Can you reproduce the data beneath, keeping every line exact?

=-=-=

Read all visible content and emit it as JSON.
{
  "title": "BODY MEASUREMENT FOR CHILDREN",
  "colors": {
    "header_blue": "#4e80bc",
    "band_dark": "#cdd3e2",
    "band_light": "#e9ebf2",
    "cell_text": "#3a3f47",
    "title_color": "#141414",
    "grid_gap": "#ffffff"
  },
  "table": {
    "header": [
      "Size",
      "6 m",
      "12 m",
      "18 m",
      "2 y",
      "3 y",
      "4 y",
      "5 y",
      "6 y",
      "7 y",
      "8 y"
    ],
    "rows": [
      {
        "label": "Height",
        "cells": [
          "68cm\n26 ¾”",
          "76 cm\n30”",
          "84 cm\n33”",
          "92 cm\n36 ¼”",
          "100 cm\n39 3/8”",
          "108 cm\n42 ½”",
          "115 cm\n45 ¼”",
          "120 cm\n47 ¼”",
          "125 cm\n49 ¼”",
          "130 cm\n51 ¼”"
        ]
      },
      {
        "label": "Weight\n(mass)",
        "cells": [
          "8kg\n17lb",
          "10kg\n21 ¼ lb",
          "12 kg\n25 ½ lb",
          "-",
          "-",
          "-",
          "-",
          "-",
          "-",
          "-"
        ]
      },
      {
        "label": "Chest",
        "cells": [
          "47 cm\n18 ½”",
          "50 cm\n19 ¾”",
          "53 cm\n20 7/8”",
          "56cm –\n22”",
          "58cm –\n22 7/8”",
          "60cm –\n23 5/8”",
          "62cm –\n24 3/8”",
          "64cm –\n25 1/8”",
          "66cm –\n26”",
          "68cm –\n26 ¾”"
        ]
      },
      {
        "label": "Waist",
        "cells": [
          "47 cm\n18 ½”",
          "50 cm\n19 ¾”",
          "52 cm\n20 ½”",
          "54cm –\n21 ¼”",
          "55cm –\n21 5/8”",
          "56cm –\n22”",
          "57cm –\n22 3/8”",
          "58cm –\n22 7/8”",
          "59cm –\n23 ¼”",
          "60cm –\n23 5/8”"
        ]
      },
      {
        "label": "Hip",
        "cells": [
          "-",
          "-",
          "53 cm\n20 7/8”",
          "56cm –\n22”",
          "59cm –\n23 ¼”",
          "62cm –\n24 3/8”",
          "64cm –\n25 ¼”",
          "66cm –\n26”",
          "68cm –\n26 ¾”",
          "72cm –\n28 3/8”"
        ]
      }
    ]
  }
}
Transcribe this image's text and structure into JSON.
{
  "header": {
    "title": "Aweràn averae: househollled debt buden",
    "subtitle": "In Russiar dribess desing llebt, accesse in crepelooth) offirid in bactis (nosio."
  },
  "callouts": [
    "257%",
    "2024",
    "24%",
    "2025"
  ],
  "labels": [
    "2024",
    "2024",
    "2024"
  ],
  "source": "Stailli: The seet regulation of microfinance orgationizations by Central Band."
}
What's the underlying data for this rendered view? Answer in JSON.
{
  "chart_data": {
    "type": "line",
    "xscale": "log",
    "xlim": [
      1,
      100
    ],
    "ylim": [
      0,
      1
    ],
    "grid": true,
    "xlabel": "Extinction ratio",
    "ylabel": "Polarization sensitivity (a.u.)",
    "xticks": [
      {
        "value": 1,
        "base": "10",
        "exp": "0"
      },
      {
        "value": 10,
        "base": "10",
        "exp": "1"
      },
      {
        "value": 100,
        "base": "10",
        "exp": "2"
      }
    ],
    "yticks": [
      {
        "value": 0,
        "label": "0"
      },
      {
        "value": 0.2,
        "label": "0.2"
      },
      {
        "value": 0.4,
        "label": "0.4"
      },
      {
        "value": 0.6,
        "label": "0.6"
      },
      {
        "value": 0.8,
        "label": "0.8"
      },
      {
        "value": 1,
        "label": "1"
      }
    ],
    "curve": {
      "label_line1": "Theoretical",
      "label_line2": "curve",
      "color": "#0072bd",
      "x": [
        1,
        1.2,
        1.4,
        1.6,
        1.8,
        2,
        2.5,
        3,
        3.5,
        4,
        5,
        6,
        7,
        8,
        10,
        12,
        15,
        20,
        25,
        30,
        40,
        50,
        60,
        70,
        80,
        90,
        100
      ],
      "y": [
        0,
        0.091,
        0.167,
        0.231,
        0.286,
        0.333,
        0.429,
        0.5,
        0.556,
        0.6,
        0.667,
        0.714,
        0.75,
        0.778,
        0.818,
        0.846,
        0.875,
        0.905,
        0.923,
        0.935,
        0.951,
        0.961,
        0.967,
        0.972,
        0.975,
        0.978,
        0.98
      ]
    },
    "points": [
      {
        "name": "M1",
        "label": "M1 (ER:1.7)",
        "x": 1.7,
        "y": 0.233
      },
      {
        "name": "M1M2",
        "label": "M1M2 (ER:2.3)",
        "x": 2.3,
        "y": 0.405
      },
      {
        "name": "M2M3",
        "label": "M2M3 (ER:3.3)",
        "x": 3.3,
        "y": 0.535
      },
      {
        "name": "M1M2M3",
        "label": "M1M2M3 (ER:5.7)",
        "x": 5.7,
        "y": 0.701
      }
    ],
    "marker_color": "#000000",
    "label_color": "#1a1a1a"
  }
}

=-=-=

RESPONSE TO THE EXERCISE:
Read all visible content and emit it as JSON.
{
  "title": "BODY MEASUREMENT FOR CHILDREN",
  "colors": {
    "header_blue": "#4e80bc",
    "band_dark": "#cdd3e2",
    "band_light": "#e9ebf2",
    "cell_text": "#3a3f47",
    "title_color": "#141414",
    "grid_gap": "#ffffff"
  },
  "table": {
    "header": [
      "Size",
      "6 m",
      "12 m",
      "18 m",
      "2 y",
      "3 y",
      "4 y",
      "5 y",
      "6 y",
      "7 y",
      "8 y"
    ],
    "rows": [
      {
        "label": "Height",
        "cells": [
          "68cm\n26 ¾”",
          "76 cm\n30”",
          "84 cm\n33”",
          "92 cm\n36 ¼”",
          "100 cm\n39 3/8”",
          "108 cm\n42 ½”",
          "115 cm\n45 ¼”",
          "120 cm\n47 ¼”",
          "125 cm\n49 ¼”",
          "130 cm\n51 ¼”"
        ]
      },
      {
        "label": "Weight\n(mass)",
        "cells": [
          "8kg\n17lb",
          "10kg\n21 ¼ lb",
          "12 kg\n25 ½ lb",
          "-",
          "-",
          "-",
          "-",
          "-",
          "-",
          "-"
        ]
      },
      {
        "label": "Chest",
        "cells": [
          "47 cm\n18 ½”",
          "50 cm\n19 ¾”",
          "53 cm\n20 7/8”",
          "56cm –\n22”",
          "58cm –\n22 7/8”",
          "60cm –\n23 5/8”",
          "62cm –\n24 3/8”",
          "64cm –\n25 1/8”",
          "66cm –\n26”",
          "68cm –\n26 ¾”"
        ]
      },
      {
        "label": "Waist",
        "cells": [
          "47 cm\n18 ½”",
          "50 cm\n19 ¾”",
          "52 cm\n20 ½”",
          "54cm –\n21 ¼”",
          "55cm –\n21 5/8”",
          "56cm –\n22”",
          "57cm –\n22 3/8”",
          "58cm –\n22 7/8”",
          "59cm –\n23 ¼”",
          "60cm –\n23 5/8”"
        ]
      },
      {
        "label": "Hip",
        "cells": [
          "-",
          "-",
          "53 cm\n20 7/8”",
          "56cm –\n22”",
          "59cm –\n23 ¼”",
          "62cm –\n24 3/8”",
          "64cm –\n25 ¼”",
          "66cm –\n26”",
          "68cm –\n26 ¾”",
          "72cm –\n28 3/8”"
        ]
      }
    ]
  }
}
Transcribe this image's text and structure into JSON.
{
  "header": {
    "title": "Aweràn averae: househollled debt buden",
    "subtitle": "In Russiar dribess desing llebt, accesse in crepelooth) offirid in bactis (nosio."
  },
  "callouts": [
    "257%",
    "2024",
    "24%",
    "2025"
  ],
  "labels": [
    "2024",
    "2024",
    "2024"
  ],
  "source": "Stailli: The seet regulation of microfinance orgationizations by Central Band."
}
What's the underlying data for this rendered view? Answer in JSON.
{
  "chart_data": {
    "type": "line",
    "xscale": "log",
    "xlim": [
      1,
      100
    ],
    "ylim": [
      0,
      1
    ],
    "grid": true,
    "xlabel": "Extinction ratio",
    "ylabel": "Polarization sensitivity (a.u.)",
    "xticks": [
      {
        "value": 1,
        "base": "10",
        "exp": "0"
      },
      {
        "value": 10,
        "base": "10",
        "exp": "1"
      },
      {
        "value": 100,
        "base": "10",
        "exp": "2"
      }
    ],
    "yticks": [
      {
        "value": 0,
        "label": "0"
      },
      {
        "value": 0.2,
        "label": "0.2"
      },
      {
        "value": 0.4,
        "label": "0.4"
      },
      {
        "value": 0.6,
        "label": "0.6"
      },
      {
        "value": 0.8,
        "label": "0.8"
      },
      {
        "value": 1,
        "label": "1"
      }
    ],
    "curve": {
      "label_line1": "Theoretical",
      "label_line2": "curve",
      "color": "#0072bd",
      "x": [
        1,
        1.2,
        1.4,
        1.6,
        1.8,
        2,
        2.5,
        3,
        3.5,
        4,
        5,
        6,
        7,
        8,
        10,
        12,
        15,
        20,
        25,
        30,
        40,
        50,
        60,
        70,
        80,
        90,
        100
      ],
      "y": [
        0,
        0.091,
        0.167,
        0.231,
        0.286,
        0.333,
        0.429,
        0.5,
        0.556,
        0.6,
        0.667,
        0.714,
        0.75,
        0.778,
        0.818,
        0.846,
        0.875,
        0.905,
        0.923,
        0.935,
        0.951,
        0.961,
        0.967,
        0.972,
        0.975,
        0.978,
        0.98
      ]
    },
    "points": [
      {
        "name": "M1",
        "label": "M1 (ER:1.7)",
        "x": 1.7,
        "y": 0.233
      },
      {
        "name": "M1M2",
        "label": "M1M2 (ER:2.3)",
        "x": 2.3,
        "y": 0.405
      },
      {
        "name": "M2M3",
        "label": "M2M3 (ER:3.3)",
        "x": 3.3,
        "y": 0.535
      },
      {
        "name": "M1M2M3",
        "label": "M1M2M3 (ER:5.7)",
        "x": 5.7,
        "y": 0.701
      }
    ],
    "marker_color": "#000000",
    "label_color": "#1a1a1a"
  }
}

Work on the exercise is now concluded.